* Brief
Quote the listing below in full and exactly as written, but omit every picture.

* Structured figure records
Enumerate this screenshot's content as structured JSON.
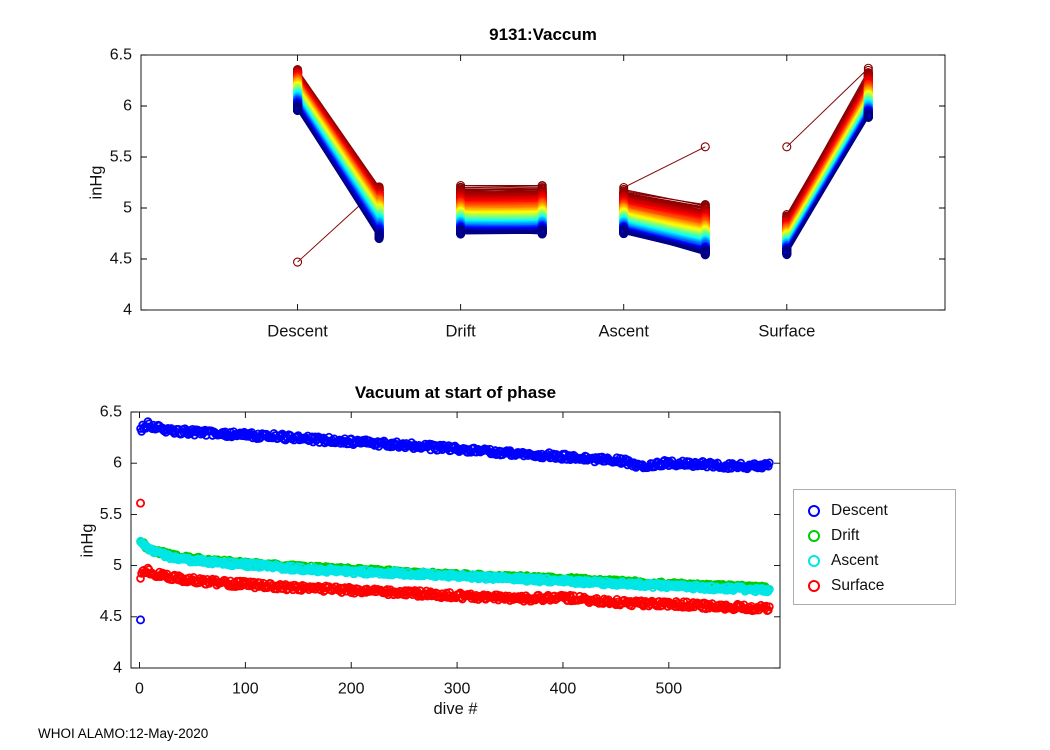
{
  "page": {
    "footer": "WHOI ALAMO:12-May-2020",
    "background": "#ffffff"
  },
  "chart_data": [
    {
      "type": "line",
      "title": "9131:Vaccum",
      "ylabel": "inHg",
      "ylim": [
        4,
        6.5
      ],
      "yticks": [
        4,
        4.5,
        5,
        5.5,
        6,
        6.5
      ],
      "xlim": [
        0.04,
        4.97
      ],
      "xtick_positions": [
        1,
        2,
        3,
        4
      ],
      "xtick_labels": [
        "Descent",
        "Drift",
        "Ascent",
        "Surface"
      ],
      "n_dives": 600,
      "colormap": "jet reversed (dive 1 = dark red, last dive = dark blue)",
      "marker": "o",
      "jitter": 0.02,
      "phase_segments": [
        {
          "phase": "Descent",
          "x": [
            1,
            1.5
          ],
          "early": [
            6.35,
            5.2
          ],
          "late": [
            5.97,
            4.72
          ],
          "decay_exp": 0.8
        },
        {
          "phase": "Drift",
          "x": [
            2,
            2.5
          ],
          "early": [
            5.2,
            5.21
          ],
          "late": [
            4.76,
            4.76
          ],
          "decay_exp": 0.55
        },
        {
          "phase": "Ascent",
          "x": [
            3,
            3.5
          ],
          "early": [
            5.18,
            5.04
          ],
          "late": [
            4.76,
            4.56
          ],
          "decay_exp": 0.55
        },
        {
          "phase": "Surface",
          "x": [
            4,
            4.5
          ],
          "early": [
            4.94,
            6.35
          ],
          "late": [
            4.56,
            5.9
          ],
          "decay_exp": 0.55
        }
      ],
      "first_dive": {
        "Descent": [
          4.47,
          5.2
        ],
        "Drift": [
          5.22,
          5.22
        ],
        "Ascent": [
          5.2,
          5.6
        ],
        "Surface": [
          5.6,
          6.37
        ]
      }
    },
    {
      "type": "scatter",
      "title": "Vacuum at start of phase",
      "xlabel": "dive #",
      "ylabel": "inHg",
      "ylim": [
        4,
        6.5
      ],
      "yticks": [
        4,
        4.5,
        5,
        5.5,
        6,
        6.5
      ],
      "xlim": [
        -8,
        605
      ],
      "xticks": [
        0,
        100,
        200,
        300,
        400,
        500
      ],
      "n_dives": 595,
      "legend_position": "right-outside",
      "series": [
        {
          "name": "Descent",
          "color": "#0000FF",
          "jitter": 0.03,
          "trend": [
            [
              1,
              6.33
            ],
            [
              8,
              6.38
            ],
            [
              25,
              6.32
            ],
            [
              70,
              6.29
            ],
            [
              130,
              6.26
            ],
            [
              200,
              6.21
            ],
            [
              260,
              6.17
            ],
            [
              320,
              6.12
            ],
            [
              380,
              6.08
            ],
            [
              430,
              6.04
            ],
            [
              458,
              6.02
            ],
            [
              472,
              5.96
            ],
            [
              495,
              6.0
            ],
            [
              530,
              5.99
            ],
            [
              560,
              5.97
            ],
            [
              595,
              5.98
            ]
          ],
          "outliers": [
            [
              1,
              4.47
            ]
          ]
        },
        {
          "name": "Drift",
          "color": "#00CC00",
          "jitter": 0.02,
          "trend": [
            [
              1,
              5.23
            ],
            [
              10,
              5.16
            ],
            [
              30,
              5.1
            ],
            [
              60,
              5.06
            ],
            [
              100,
              5.02
            ],
            [
              150,
              4.99
            ],
            [
              200,
              4.96
            ],
            [
              260,
              4.93
            ],
            [
              320,
              4.9
            ],
            [
              380,
              4.88
            ],
            [
              440,
              4.85
            ],
            [
              500,
              4.82
            ],
            [
              550,
              4.8
            ],
            [
              595,
              4.78
            ]
          ],
          "outliers": []
        },
        {
          "name": "Ascent",
          "color": "#00E6E6",
          "jitter": 0.022,
          "trend": [
            [
              1,
              5.22
            ],
            [
              10,
              5.15
            ],
            [
              30,
              5.08
            ],
            [
              60,
              5.04
            ],
            [
              100,
              5.01
            ],
            [
              150,
              4.97
            ],
            [
              200,
              4.94
            ],
            [
              260,
              4.92
            ],
            [
              320,
              4.89
            ],
            [
              380,
              4.86
            ],
            [
              440,
              4.83
            ],
            [
              500,
              4.8
            ],
            [
              550,
              4.78
            ],
            [
              595,
              4.76
            ]
          ],
          "outliers": []
        },
        {
          "name": "Surface",
          "color": "#FF0000",
          "jitter": 0.03,
          "trend": [
            [
              1,
              4.88
            ],
            [
              5,
              4.96
            ],
            [
              15,
              4.92
            ],
            [
              40,
              4.87
            ],
            [
              80,
              4.83
            ],
            [
              140,
              4.79
            ],
            [
              200,
              4.76
            ],
            [
              260,
              4.73
            ],
            [
              310,
              4.7
            ],
            [
              360,
              4.68
            ],
            [
              400,
              4.69
            ],
            [
              430,
              4.66
            ],
            [
              470,
              4.63
            ],
            [
              510,
              4.62
            ],
            [
              550,
              4.6
            ],
            [
              595,
              4.58
            ]
          ],
          "outliers": [
            [
              1,
              5.61
            ]
          ]
        }
      ]
    }
  ]
}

* Complete response
Enumerate this screenshot's content as structured JSON.
{
  "page": {
    "footer": "WHOI ALAMO:12-May-2020",
    "background": "#ffffff"
  },
  "chart_data": [
    {
      "type": "line",
      "title": "9131:Vaccum",
      "ylabel": "inHg",
      "ylim": [
        4,
        6.5
      ],
      "yticks": [
        4,
        4.5,
        5,
        5.5,
        6,
        6.5
      ],
      "xlim": [
        0.04,
        4.97
      ],
      "xtick_positions": [
        1,
        2,
        3,
        4
      ],
      "xtick_labels": [
        "Descent",
        "Drift",
        "Ascent",
        "Surface"
      ],
      "n_dives": 600,
      "colormap": "jet reversed (dive 1 = dark red, last dive = dark blue)",
      "marker": "o",
      "jitter": 0.02,
      "phase_segments": [
        {
          "phase": "Descent",
          "x": [
            1,
            1.5
          ],
          "early": [
            6.35,
            5.2
          ],
          "late": [
            5.97,
            4.72
          ],
          "decay_exp": 0.8
        },
        {
          "phase": "Drift",
          "x": [
            2,
            2.5
          ],
          "early": [
            5.2,
            5.21
          ],
          "late": [
            4.76,
            4.76
          ],
          "decay_exp": 0.55
        },
        {
          "phase": "Ascent",
          "x": [
            3,
            3.5
          ],
          "early": [
            5.18,
            5.04
          ],
          "late": [
            4.76,
            4.56
          ],
          "decay_exp": 0.55
        },
        {
          "phase": "Surface",
          "x": [
            4,
            4.5
          ],
          "early": [
            4.94,
            6.35
          ],
          "late": [
            4.56,
            5.9
          ],
          "decay_exp": 0.55
        }
      ],
      "first_dive": {
        "Descent": [
          4.47,
          5.2
        ],
        "Drift": [
          5.22,
          5.22
        ],
        "Ascent": [
          5.2,
          5.6
        ],
        "Surface": [
          5.6,
          6.37
        ]
      }
    },
    {
      "type": "scatter",
      "title": "Vacuum at start of phase",
      "xlabel": "dive #",
      "ylabel": "inHg",
      "ylim": [
        4,
        6.5
      ],
      "yticks": [
        4,
        4.5,
        5,
        5.5,
        6,
        6.5
      ],
      "xlim": [
        -8,
        605
      ],
      "xticks": [
        0,
        100,
        200,
        300,
        400,
        500
      ],
      "n_dives": 595,
      "legend_position": "right-outside",
      "series": [
        {
          "name": "Descent",
          "color": "#0000FF",
          "jitter": 0.03,
          "trend": [
            [
              1,
              6.33
            ],
            [
              8,
              6.38
            ],
            [
              25,
              6.32
            ],
            [
              70,
              6.29
            ],
            [
              130,
              6.26
            ],
            [
              200,
              6.21
            ],
            [
              260,
              6.17
            ],
            [
              320,
              6.12
            ],
            [
              380,
              6.08
            ],
            [
              430,
              6.04
            ],
            [
              458,
              6.02
            ],
            [
              472,
              5.96
            ],
            [
              495,
              6.0
            ],
            [
              530,
              5.99
            ],
            [
              560,
              5.97
            ],
            [
              595,
              5.98
            ]
          ],
          "outliers": [
            [
              1,
              4.47
            ]
          ]
        },
        {
          "name": "Drift",
          "color": "#00CC00",
          "jitter": 0.02,
          "trend": [
            [
              1,
              5.23
            ],
            [
              10,
              5.16
            ],
            [
              30,
              5.1
            ],
            [
              60,
              5.06
            ],
            [
              100,
              5.02
            ],
            [
              150,
              4.99
            ],
            [
              200,
              4.96
            ],
            [
              260,
              4.93
            ],
            [
              320,
              4.9
            ],
            [
              380,
              4.88
            ],
            [
              440,
              4.85
            ],
            [
              500,
              4.82
            ],
            [
              550,
              4.8
            ],
            [
              595,
              4.78
            ]
          ],
          "outliers": []
        },
        {
          "name": "Ascent",
          "color": "#00E6E6",
          "jitter": 0.022,
          "trend": [
            [
              1,
              5.22
            ],
            [
              10,
              5.15
            ],
            [
              30,
              5.08
            ],
            [
              60,
              5.04
            ],
            [
              100,
              5.01
            ],
            [
              150,
              4.97
            ],
            [
              200,
              4.94
            ],
            [
              260,
              4.92
            ],
            [
              320,
              4.89
            ],
            [
              380,
              4.86
            ],
            [
              440,
              4.83
            ],
            [
              500,
              4.8
            ],
            [
              550,
              4.78
            ],
            [
              595,
              4.76
            ]
          ],
          "outliers": []
        },
        {
          "name": "Surface",
          "color": "#FF0000",
          "jitter": 0.03,
          "trend": [
            [
              1,
              4.88
            ],
            [
              5,
              4.96
            ],
            [
              15,
              4.92
            ],
            [
              40,
              4.87
            ],
            [
              80,
              4.83
            ],
            [
              140,
              4.79
            ],
            [
              200,
              4.76
            ],
            [
              260,
              4.73
            ],
            [
              310,
              4.7
            ],
            [
              360,
              4.68
            ],
            [
              400,
              4.69
            ],
            [
              430,
              4.66
            ],
            [
              470,
              4.63
            ],
            [
              510,
              4.62
            ],
            [
              550,
              4.6
            ],
            [
              595,
              4.58
            ]
          ],
          "outliers": [
            [
              1,
              5.61
            ]
          ]
        }
      ]
    }
  ]
}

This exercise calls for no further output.